» What the task asks: Tally the lines of the listing that contain the string "PANGKAT". Give the number and nothing else.

» Exercise materials:
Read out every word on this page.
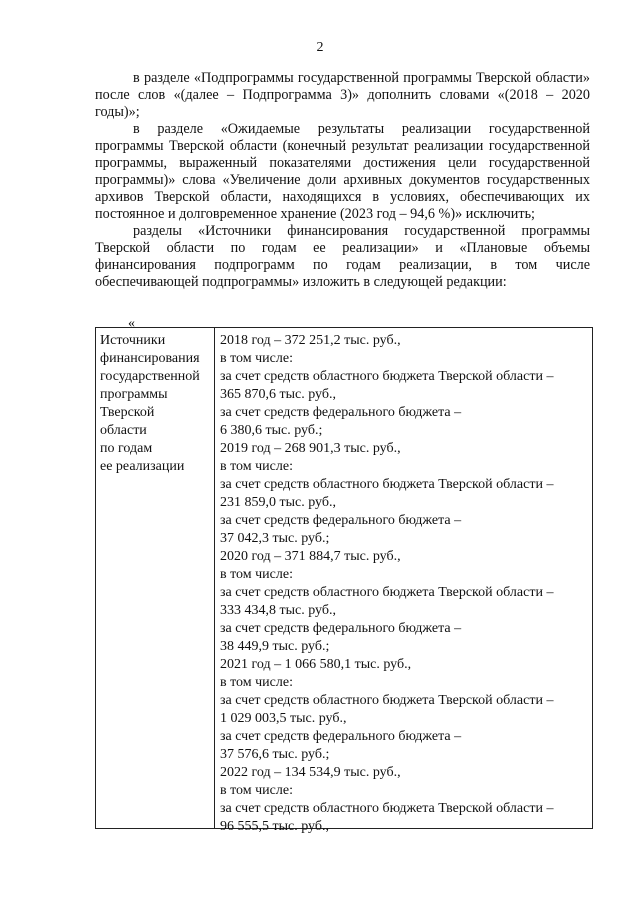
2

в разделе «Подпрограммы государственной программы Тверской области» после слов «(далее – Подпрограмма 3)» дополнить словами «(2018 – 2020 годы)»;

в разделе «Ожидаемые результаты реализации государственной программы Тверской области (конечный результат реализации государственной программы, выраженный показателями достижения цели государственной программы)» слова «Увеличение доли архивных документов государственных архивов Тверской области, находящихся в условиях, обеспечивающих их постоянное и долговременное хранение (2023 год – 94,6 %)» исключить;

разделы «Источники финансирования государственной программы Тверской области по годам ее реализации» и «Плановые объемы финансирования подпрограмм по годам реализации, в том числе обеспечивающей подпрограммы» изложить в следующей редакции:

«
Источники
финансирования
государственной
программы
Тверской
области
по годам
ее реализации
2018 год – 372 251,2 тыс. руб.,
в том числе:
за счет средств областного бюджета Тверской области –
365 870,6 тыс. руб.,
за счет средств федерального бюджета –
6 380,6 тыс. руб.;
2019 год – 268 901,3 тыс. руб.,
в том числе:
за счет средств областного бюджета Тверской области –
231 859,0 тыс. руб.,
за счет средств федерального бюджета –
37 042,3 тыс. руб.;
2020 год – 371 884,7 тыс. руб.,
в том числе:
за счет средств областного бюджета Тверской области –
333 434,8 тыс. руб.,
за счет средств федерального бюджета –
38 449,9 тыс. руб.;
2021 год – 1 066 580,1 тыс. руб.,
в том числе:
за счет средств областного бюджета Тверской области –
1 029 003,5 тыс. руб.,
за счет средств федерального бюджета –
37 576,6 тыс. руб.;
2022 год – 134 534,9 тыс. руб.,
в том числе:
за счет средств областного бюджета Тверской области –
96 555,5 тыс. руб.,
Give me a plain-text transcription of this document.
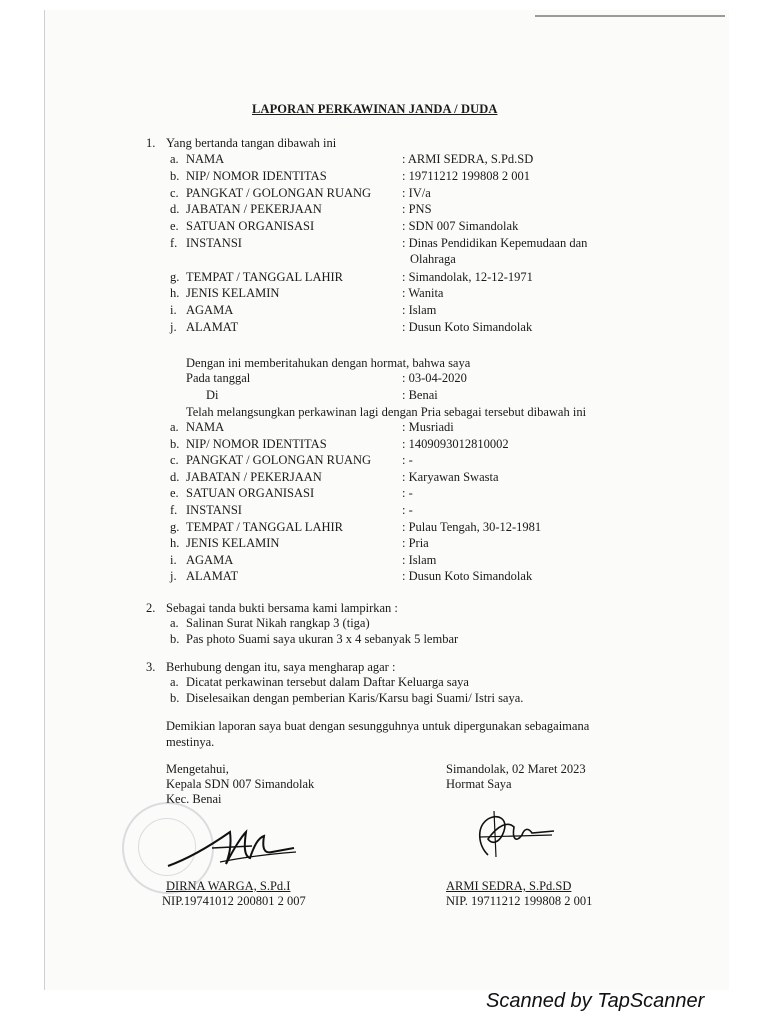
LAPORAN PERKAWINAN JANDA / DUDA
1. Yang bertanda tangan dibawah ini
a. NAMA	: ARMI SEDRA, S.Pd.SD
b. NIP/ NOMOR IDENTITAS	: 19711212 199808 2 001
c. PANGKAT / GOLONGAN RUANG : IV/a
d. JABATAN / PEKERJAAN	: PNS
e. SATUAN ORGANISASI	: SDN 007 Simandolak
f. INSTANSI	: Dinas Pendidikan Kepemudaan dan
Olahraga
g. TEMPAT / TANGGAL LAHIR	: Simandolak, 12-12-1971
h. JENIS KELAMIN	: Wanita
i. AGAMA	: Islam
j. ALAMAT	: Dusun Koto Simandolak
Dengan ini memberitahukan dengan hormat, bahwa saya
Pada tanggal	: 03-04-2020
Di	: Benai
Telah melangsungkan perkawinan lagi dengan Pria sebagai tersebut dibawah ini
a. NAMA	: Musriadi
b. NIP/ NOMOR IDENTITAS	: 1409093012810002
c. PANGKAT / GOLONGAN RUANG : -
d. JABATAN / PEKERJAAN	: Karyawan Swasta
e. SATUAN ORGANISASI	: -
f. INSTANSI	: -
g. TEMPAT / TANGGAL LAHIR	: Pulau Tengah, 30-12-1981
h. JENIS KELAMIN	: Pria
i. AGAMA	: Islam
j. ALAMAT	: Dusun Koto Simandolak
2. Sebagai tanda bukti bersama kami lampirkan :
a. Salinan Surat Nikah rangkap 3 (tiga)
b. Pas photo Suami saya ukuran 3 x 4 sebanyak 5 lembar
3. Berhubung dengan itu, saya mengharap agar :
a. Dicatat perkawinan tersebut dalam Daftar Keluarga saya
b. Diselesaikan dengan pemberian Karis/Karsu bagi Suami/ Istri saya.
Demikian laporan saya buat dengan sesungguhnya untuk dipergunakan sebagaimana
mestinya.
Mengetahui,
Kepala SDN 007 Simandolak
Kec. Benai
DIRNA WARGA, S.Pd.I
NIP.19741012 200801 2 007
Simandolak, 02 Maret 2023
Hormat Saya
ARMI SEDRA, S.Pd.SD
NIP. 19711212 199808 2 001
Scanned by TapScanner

---

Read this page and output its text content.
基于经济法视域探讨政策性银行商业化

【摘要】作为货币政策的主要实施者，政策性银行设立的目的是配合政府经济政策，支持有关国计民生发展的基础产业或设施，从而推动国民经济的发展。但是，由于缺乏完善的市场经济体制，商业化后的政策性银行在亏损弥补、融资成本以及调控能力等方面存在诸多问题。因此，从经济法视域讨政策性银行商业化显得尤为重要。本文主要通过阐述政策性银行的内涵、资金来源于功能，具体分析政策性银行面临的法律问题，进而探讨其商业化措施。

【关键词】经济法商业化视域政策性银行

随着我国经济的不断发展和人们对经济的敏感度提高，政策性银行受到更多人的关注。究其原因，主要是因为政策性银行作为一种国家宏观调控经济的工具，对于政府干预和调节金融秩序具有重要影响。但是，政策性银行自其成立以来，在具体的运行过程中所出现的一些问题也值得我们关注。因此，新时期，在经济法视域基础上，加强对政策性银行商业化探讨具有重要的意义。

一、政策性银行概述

--

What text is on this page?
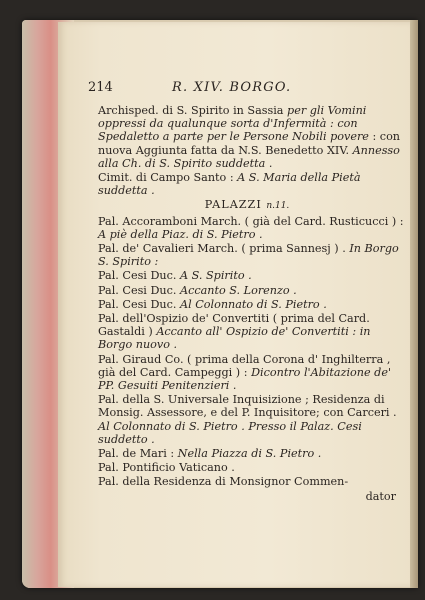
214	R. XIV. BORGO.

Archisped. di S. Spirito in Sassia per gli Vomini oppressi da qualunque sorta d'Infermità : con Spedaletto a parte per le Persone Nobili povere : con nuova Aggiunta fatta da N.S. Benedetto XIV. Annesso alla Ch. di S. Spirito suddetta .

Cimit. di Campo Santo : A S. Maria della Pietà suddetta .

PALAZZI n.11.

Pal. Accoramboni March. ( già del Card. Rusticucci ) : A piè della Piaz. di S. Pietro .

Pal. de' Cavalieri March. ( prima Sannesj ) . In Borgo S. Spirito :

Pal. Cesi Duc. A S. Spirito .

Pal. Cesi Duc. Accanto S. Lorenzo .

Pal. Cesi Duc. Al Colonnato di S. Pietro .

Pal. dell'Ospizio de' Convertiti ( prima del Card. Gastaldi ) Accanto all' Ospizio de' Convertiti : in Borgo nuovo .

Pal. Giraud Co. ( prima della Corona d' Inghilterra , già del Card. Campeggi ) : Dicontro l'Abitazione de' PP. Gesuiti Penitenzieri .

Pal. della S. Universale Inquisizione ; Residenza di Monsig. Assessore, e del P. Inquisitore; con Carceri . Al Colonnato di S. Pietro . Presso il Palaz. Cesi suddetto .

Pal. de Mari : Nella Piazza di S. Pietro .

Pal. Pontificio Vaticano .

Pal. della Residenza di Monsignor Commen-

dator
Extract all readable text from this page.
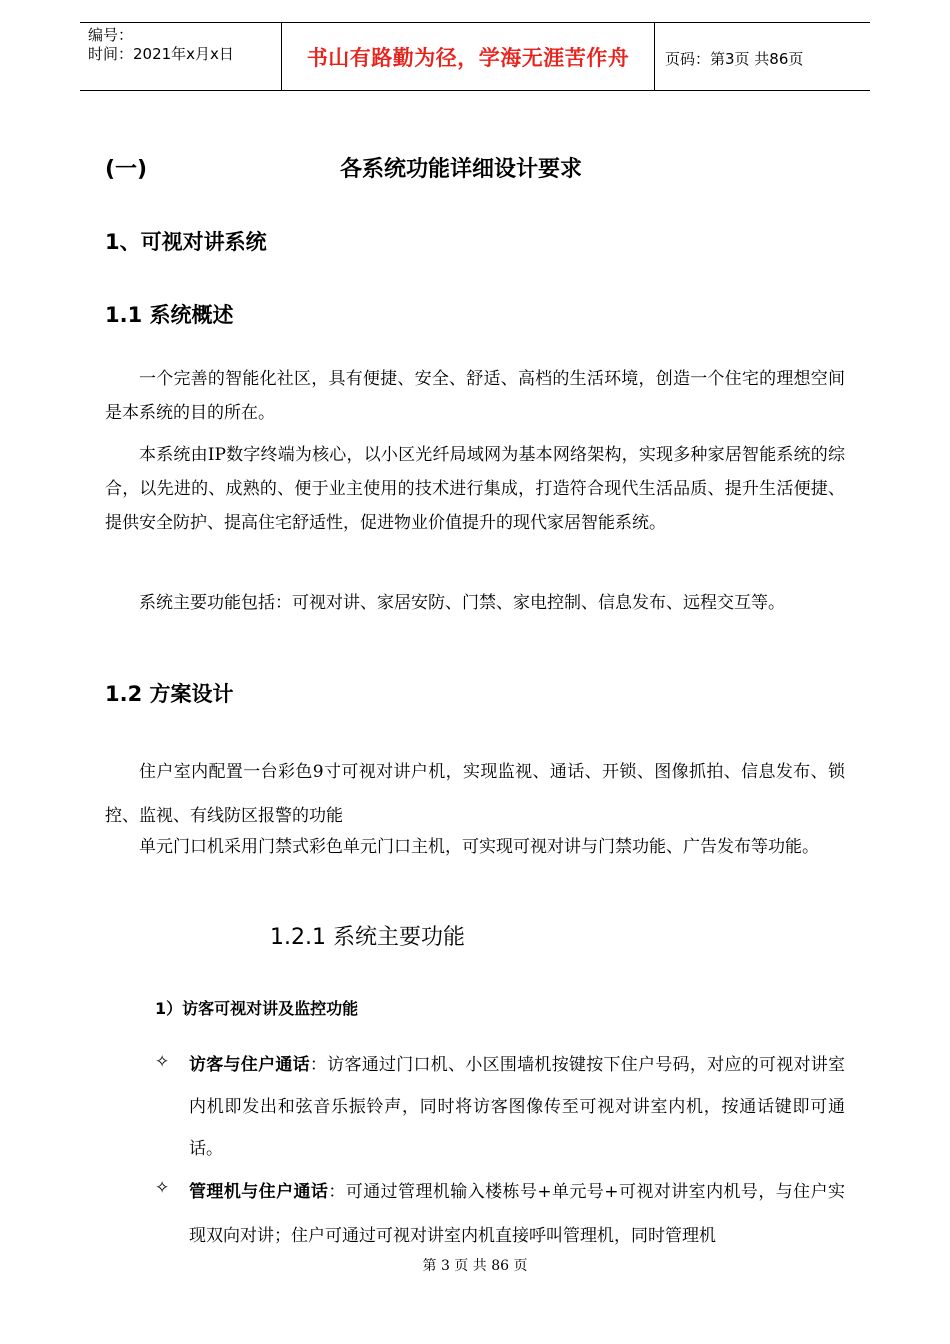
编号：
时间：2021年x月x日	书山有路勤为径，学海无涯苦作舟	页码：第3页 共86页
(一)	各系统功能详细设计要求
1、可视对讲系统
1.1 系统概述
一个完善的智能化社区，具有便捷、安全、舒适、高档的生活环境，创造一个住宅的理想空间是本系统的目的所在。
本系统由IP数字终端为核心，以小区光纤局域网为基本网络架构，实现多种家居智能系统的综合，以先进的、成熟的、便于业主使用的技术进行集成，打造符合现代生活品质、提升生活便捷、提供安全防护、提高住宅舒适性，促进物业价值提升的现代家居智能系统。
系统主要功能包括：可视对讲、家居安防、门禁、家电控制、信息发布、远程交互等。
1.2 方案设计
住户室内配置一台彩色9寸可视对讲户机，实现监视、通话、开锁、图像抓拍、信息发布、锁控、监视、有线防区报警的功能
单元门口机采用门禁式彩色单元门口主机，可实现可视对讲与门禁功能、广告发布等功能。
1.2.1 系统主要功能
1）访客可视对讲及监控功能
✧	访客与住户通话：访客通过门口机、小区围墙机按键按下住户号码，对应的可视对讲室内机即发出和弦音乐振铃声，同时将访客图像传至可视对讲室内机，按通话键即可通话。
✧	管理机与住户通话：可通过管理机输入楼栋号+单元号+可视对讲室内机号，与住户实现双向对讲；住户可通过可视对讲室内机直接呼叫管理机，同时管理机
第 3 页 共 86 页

» Solution to this task: 2